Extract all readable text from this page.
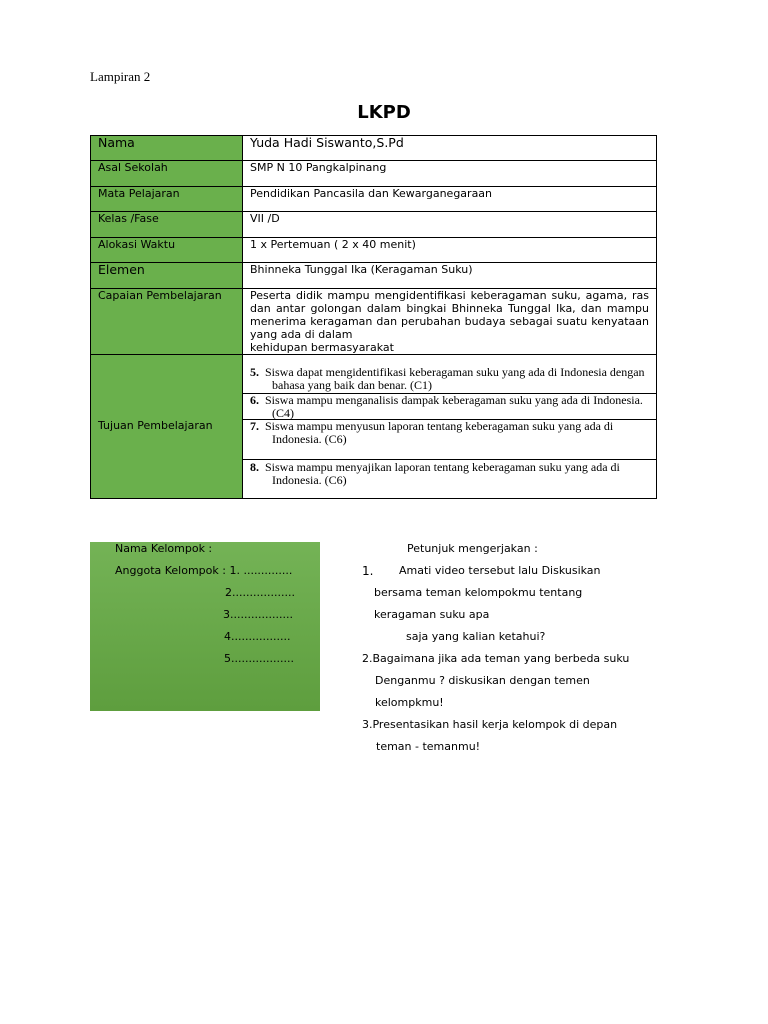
Lampiran 2
LKPD
Nama	Yuda Hadi Siswanto,S.Pd
Asal Sekolah	SMP N 10 Pangkalpinang
Mata Pelajaran	Pendidikan Pancasila dan Kewarganegaraan
Kelas /Fase	VII /D
Alokasi Waktu	1 x Pertemuan ( 2 x 40 menit)
Elemen	Bhinneka Tunggal Ika (Keragaman Suku)
Capaian Pembelajaran	Peserta didik mampu mengidentifikasi keberagaman suku, agama, ras dan antar golongan dalam bingkai Bhinneka Tunggal Ika, dan mampu menerima keragaman dan perubahan budaya sebagai suatu kenyataan yang ada di dalam
kehidupan bermasyarakat

Tujuan Pembelajaran	5. Siswa dapat mengidentifikasi keberagaman suku yang ada di Indonesia dengan bahasa yang baik dan benar. (C1)

	6. Siswa mampu menganalisis dampak keberagaman suku yang ada di Indonesia. (C4)

	7. Siswa mampu menyusun laporan tentang keberagaman suku yang ada di Indonesia. (C6)

	8. Siswa mampu menyajikan laporan tentang keberagaman suku yang ada di Indonesia. (C6)
Nama Kelompok :
Anggota Kelompok : 1. ..............
2..................
3..................
4.................
5..................
Petunjuk mengerjakan :
1. Amati video tersebut lalu Diskusikan
bersama teman kelompokmu tentang
keragaman suku apa
saja yang kalian ketahui?
2.Bagaimana jika ada teman yang berbeda suku
Denganmu ? diskusikan dengan temen
kelompkmu!
3.Presentasikan hasil kerja kelompok di depan
teman - temanmu!
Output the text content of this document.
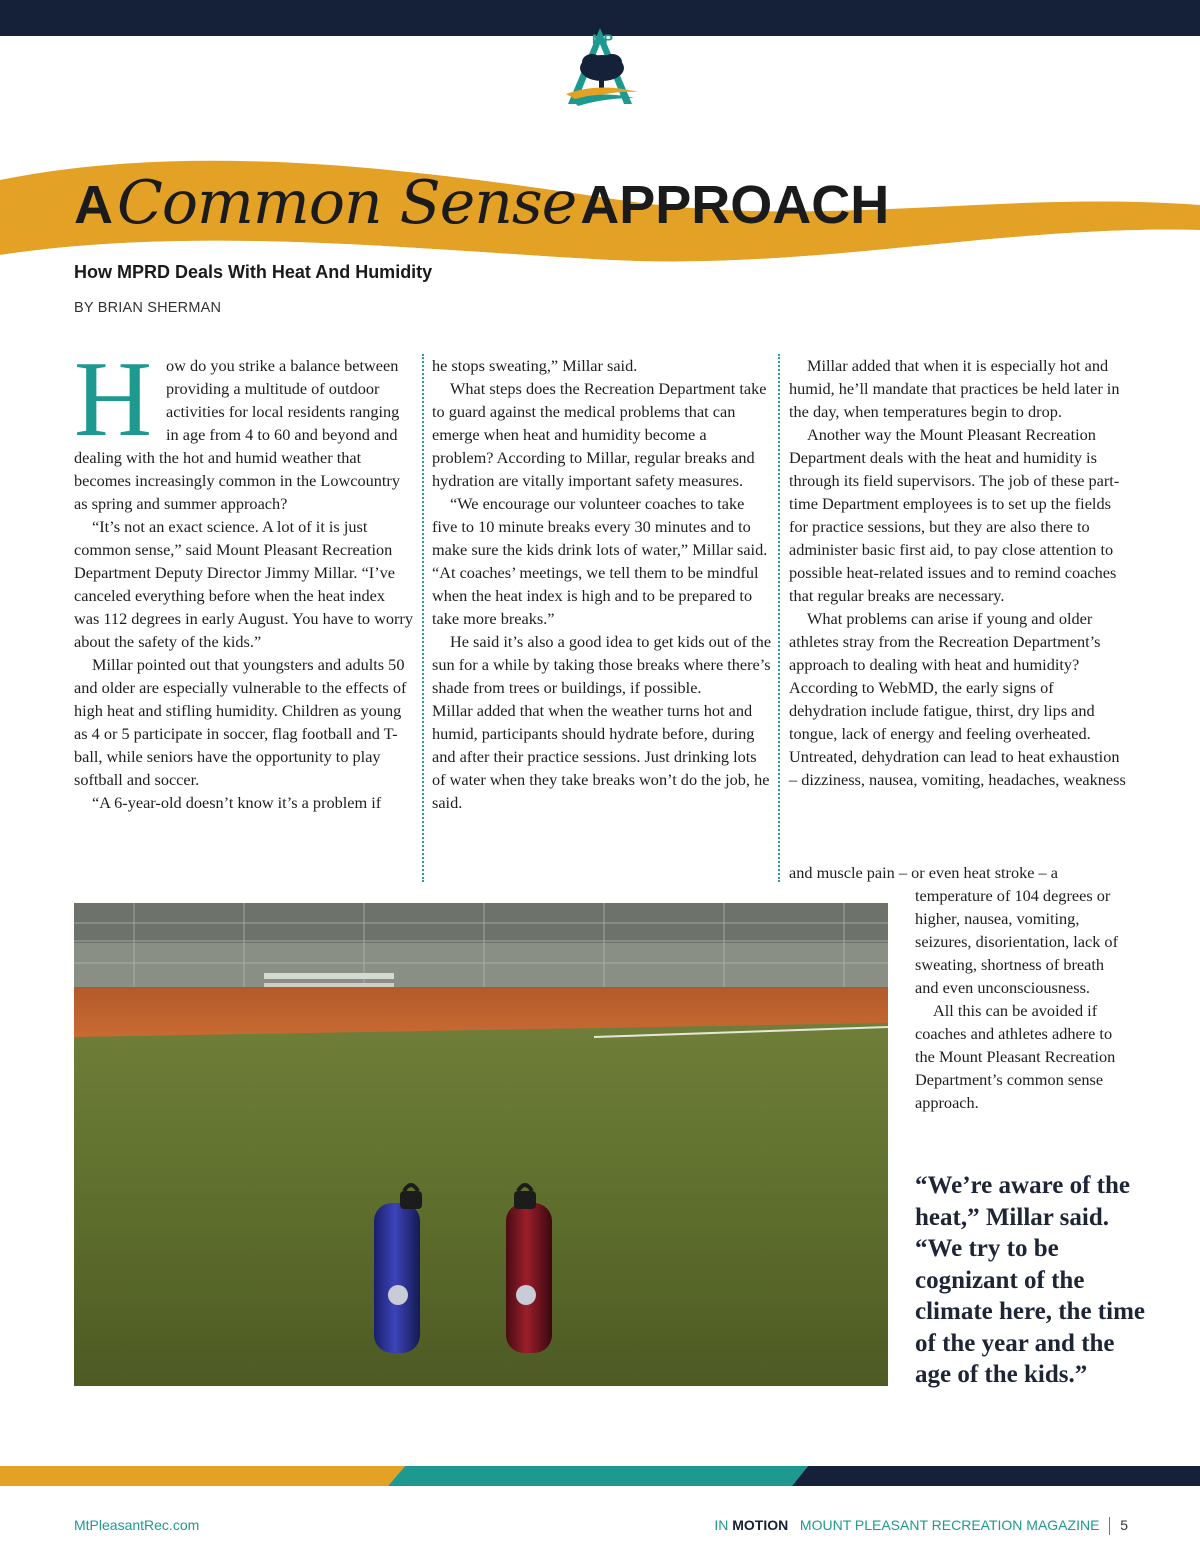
MP
A Common Sense APPROACH
How MPRD Deals With Heat And Humidity
BY BRIAN SHERMAN
H ow do you strike a balance between providing a multitude of outdoor activities for local residents ranging in age from 4 to 60 and beyond and dealing with the hot and humid weather that becomes increasingly common in the Lowcountry as spring and summer approach?

“It’s not an exact science. A lot of it is just common sense,” said Mount Pleasant Recreation Department Deputy Director Jimmy Millar. “I’ve canceled everything before when the heat index was 112 degrees in early August. You have to worry about the safety of the kids.”

Millar pointed out that youngsters and adults 50 and older are especially vulnerable to the effects of high heat and stifling humidity. Children as young as 4 or 5 participate in soccer, flag football and T-ball, while seniors have the opportunity to play softball and soccer.

“A 6-year-old doesn’t know it’s a problem if

he stops sweating,” Millar said.

What steps does the Recreation Department take to guard against the medical problems that can emerge when heat and humidity become a problem? According to Millar, regular breaks and hydration are vitally important safety measures.

“We encourage our volunteer coaches to take five to 10 minute breaks every 30 minutes and to make sure the kids drink lots of water,” Millar said. “At coaches’ meetings, we tell them to be mindful when the heat index is high and to be prepared to take more breaks.”

He said it’s also a good idea to get kids out of the sun for a while by taking those breaks where there’s shade from trees or buildings, if possible.

Millar added that when the weather turns hot and humid, participants should hydrate before, during and after their practice sessions. Just drinking lots of water when they take breaks won’t do the job, he said.

Millar added that when it is especially hot and humid, he’ll mandate that practices be held later in the day, when temperatures begin to drop.

Another way the Mount Pleasant Recreation Department deals with the heat and humidity is through its field supervisors. The job of these part-time Department employees is to set up the fields for practice sessions, but they are also there to administer basic first aid, to pay close attention to possible heat-related issues and to remind coaches that regular breaks are necessary.

What problems can arise if young and older athletes stray from the Recreation Department’s approach to dealing with heat and humidity? According to WebMD, the early signs of dehydration include fatigue, thirst, dry lips and tongue, lack of energy and feeling overheated. Untreated, dehydration can lead to heat exhaustion – dizziness, nausea, vomiting, headaches, weakness

and muscle pain – or even heat stroke – a

temperature of 104 degrees or higher, nausea, vomiting, seizures, disorientation, lack of sweating, shortness of breath and even unconsciousness.

All this can be avoided if coaches and athletes adhere to the Mount Pleasant Recreation Department’s common sense approach.

“We’re aware of the heat,” Millar said. “We try to be cognizant of the climate here, the time of the year and the age of the kids.”
MtPleasantRec.com	IN MOTION MOUNT PLEASANT RECREATION MAGAZINE 5
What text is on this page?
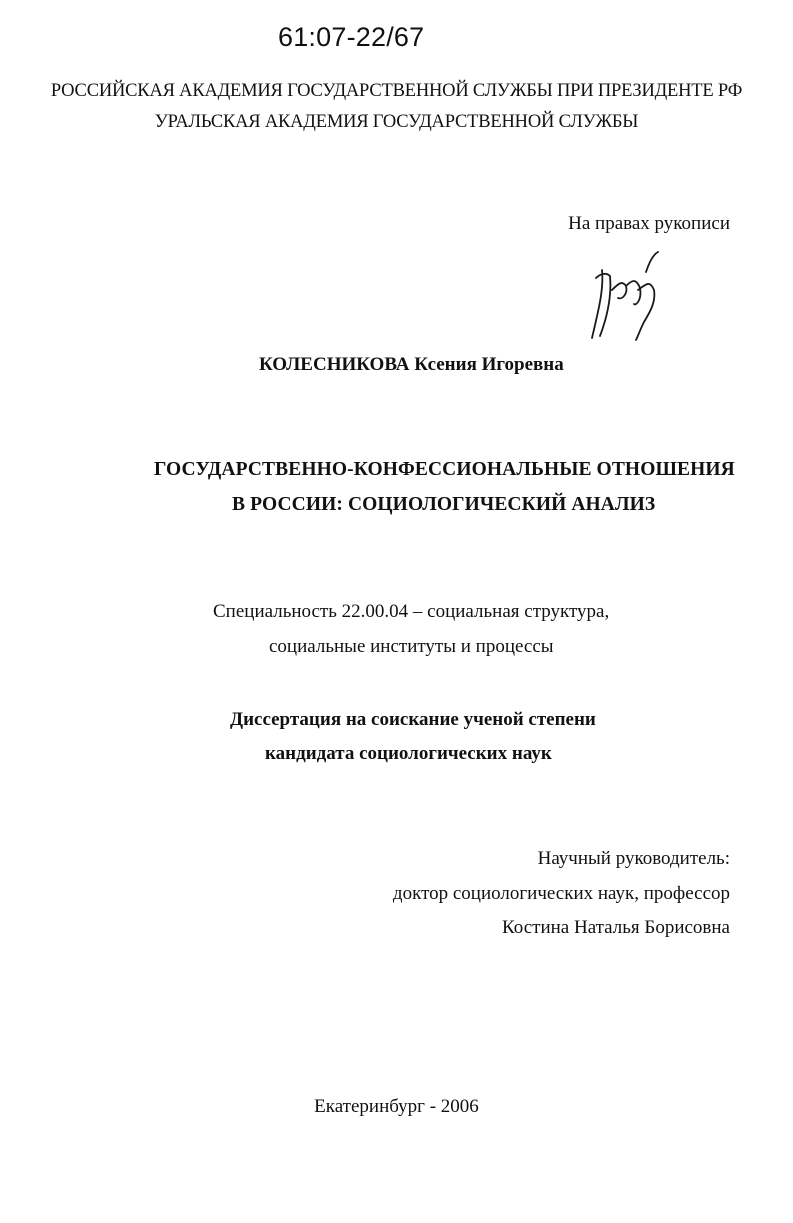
61:07-22/67
РОССИЙСКАЯ АКАДЕМИЯ ГОСУДАРСТВЕННОЙ СЛУЖБЫ ПРИ ПРЕЗИДЕНТЕ РФ
УРАЛЬСКАЯ АКАДЕМИЯ ГОСУДАРСТВЕННОЙ СЛУЖБЫ
На правах рукописи
КОЛЕСНИКОВА Ксения Игоревна
ГОСУДАРСТВЕННО-КОНФЕССИОНАЛЬНЫЕ ОТНОШЕНИЯ
В РОССИИ: СОЦИОЛОГИЧЕСКИЙ АНАЛИЗ
Специальность 22.00.04 – социальная структура,
социальные институты и процессы
Диссертация на соискание ученой степени
кандидата социологических наук
Научный руководитель:
доктор социологических наук, профессор
Костина Наталья Борисовна
Екатеринбург - 2006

◆ Short exercise ◆
Search the data for "also". Copy every line that has it.

◆ Correct response ◆
He said it’s also a good idea to get kids out of the sun for a while by taking those breaks where there’s shade from trees or buildings, if possible.
Another way the Mount Pleasant Recreation Department deals with the heat and humidity is through its field supervisors. The job of these part-time Department employees is to set up the fields for practice sessions, but they are also there to administer basic first aid, to pay close attention to possible heat-related issues and to remind coaches that regular breaks are necessary.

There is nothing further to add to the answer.